-- Start RECORDS PROVIDED --

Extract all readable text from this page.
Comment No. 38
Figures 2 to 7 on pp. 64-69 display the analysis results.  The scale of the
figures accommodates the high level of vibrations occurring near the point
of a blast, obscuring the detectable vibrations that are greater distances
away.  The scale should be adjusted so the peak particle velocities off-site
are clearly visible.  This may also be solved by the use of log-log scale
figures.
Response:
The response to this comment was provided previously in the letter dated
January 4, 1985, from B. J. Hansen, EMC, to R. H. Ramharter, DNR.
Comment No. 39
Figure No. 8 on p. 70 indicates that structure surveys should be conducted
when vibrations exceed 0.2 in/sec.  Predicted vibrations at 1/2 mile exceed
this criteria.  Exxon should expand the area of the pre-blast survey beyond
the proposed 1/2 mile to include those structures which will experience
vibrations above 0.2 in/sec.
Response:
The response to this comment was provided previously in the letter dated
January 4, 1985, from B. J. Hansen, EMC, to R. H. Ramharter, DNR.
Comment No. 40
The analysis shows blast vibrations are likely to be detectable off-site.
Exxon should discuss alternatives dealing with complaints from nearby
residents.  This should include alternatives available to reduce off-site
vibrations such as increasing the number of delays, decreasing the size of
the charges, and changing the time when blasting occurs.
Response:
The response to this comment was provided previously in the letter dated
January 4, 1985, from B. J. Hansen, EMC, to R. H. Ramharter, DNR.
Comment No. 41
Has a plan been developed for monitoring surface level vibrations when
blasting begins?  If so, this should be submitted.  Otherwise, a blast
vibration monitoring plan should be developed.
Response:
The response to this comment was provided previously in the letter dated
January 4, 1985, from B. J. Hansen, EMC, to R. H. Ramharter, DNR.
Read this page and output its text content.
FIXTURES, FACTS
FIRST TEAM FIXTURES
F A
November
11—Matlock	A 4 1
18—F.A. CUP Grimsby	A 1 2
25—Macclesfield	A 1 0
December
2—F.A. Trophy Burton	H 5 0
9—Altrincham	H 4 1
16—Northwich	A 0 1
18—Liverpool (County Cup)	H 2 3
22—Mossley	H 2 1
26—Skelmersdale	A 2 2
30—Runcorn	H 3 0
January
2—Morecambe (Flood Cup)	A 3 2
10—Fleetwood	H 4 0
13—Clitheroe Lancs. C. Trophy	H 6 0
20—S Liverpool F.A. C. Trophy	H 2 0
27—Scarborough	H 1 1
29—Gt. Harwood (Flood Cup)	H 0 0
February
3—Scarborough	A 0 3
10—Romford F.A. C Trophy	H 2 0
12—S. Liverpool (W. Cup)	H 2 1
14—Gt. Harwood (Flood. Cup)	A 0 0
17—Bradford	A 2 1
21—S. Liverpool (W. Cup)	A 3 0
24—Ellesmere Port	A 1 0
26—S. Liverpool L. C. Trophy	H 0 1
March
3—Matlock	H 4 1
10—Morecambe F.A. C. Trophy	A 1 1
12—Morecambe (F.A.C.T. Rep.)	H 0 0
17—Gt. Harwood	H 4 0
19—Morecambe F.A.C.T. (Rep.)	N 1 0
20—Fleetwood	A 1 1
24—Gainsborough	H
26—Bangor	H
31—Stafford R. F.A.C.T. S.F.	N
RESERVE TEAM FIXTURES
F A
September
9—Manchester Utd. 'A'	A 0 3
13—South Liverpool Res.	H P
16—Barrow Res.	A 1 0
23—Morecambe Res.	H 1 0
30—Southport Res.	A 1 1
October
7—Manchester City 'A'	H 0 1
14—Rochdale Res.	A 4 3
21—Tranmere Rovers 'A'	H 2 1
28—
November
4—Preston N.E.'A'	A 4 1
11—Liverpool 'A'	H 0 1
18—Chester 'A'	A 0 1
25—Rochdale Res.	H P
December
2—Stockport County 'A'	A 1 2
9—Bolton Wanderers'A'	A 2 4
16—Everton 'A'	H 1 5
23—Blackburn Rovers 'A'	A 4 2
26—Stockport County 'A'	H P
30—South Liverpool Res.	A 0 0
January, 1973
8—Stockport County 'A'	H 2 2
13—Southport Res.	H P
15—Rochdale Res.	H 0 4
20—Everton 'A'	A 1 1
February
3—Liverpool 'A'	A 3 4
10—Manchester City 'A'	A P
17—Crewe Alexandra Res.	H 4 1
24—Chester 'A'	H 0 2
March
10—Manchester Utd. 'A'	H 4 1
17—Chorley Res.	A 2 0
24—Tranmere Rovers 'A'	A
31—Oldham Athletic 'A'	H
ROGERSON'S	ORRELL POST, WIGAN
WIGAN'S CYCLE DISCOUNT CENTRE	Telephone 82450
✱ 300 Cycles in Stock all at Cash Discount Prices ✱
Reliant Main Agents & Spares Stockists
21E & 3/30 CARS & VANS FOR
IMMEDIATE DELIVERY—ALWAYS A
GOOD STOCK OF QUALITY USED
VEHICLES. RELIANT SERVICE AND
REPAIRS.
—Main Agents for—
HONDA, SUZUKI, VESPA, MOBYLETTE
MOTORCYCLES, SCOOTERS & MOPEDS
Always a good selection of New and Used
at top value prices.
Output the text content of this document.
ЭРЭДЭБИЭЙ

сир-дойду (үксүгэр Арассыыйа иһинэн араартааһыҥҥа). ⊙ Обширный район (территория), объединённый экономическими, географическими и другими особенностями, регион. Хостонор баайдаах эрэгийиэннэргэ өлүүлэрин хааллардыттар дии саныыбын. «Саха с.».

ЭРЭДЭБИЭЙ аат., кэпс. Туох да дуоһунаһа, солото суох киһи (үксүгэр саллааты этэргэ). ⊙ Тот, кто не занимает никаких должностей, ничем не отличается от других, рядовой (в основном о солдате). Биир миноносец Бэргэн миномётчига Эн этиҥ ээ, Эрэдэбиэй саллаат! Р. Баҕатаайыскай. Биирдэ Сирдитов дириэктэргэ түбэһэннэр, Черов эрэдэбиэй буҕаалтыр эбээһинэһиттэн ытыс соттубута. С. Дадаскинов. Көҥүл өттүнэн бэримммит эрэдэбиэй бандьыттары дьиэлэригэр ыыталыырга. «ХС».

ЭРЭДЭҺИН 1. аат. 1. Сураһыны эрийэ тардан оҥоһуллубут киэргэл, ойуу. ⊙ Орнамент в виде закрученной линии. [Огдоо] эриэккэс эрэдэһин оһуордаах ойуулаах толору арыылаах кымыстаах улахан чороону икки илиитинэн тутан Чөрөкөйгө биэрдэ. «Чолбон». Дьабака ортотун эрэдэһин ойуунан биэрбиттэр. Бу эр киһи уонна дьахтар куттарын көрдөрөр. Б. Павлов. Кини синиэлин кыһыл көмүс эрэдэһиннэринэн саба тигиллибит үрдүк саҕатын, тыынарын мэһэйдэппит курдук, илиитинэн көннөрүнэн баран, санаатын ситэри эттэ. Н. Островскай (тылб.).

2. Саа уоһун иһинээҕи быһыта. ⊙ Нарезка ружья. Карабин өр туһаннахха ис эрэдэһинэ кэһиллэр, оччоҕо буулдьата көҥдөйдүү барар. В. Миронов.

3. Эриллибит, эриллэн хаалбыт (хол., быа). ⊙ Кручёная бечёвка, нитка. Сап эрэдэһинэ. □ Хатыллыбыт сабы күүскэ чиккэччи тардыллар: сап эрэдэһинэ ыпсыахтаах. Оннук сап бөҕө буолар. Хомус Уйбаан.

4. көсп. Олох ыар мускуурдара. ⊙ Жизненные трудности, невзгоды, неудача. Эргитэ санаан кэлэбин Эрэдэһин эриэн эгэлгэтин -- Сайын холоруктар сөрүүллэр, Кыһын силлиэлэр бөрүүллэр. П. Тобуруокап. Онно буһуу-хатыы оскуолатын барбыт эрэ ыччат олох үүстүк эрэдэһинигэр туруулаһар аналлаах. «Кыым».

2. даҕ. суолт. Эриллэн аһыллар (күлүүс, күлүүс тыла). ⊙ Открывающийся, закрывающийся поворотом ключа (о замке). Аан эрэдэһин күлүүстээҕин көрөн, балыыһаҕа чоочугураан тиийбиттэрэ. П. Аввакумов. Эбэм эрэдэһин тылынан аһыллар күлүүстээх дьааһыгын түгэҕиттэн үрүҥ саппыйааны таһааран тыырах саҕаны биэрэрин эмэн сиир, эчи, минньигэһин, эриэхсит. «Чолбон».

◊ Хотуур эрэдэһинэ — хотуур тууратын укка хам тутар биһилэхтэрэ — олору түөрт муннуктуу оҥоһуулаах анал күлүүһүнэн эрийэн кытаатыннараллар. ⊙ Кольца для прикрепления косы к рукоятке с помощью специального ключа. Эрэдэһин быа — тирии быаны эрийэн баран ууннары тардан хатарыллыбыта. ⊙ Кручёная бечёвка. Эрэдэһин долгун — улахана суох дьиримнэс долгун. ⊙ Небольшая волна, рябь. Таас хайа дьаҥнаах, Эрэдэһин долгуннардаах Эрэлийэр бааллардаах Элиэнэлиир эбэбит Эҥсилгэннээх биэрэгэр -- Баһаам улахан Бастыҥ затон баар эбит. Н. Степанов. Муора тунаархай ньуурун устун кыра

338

-- End RECORDS PROVIDED --

WRITTEN TASK: Look through the entries above; copy every line holding the string "analysis".

FINISHED EXERCISE:
Figures 2 to 7 on pp. 64-69 display the analysis results.  The scale of the
The analysis shows blast vibrations are likely to be detectable off-site.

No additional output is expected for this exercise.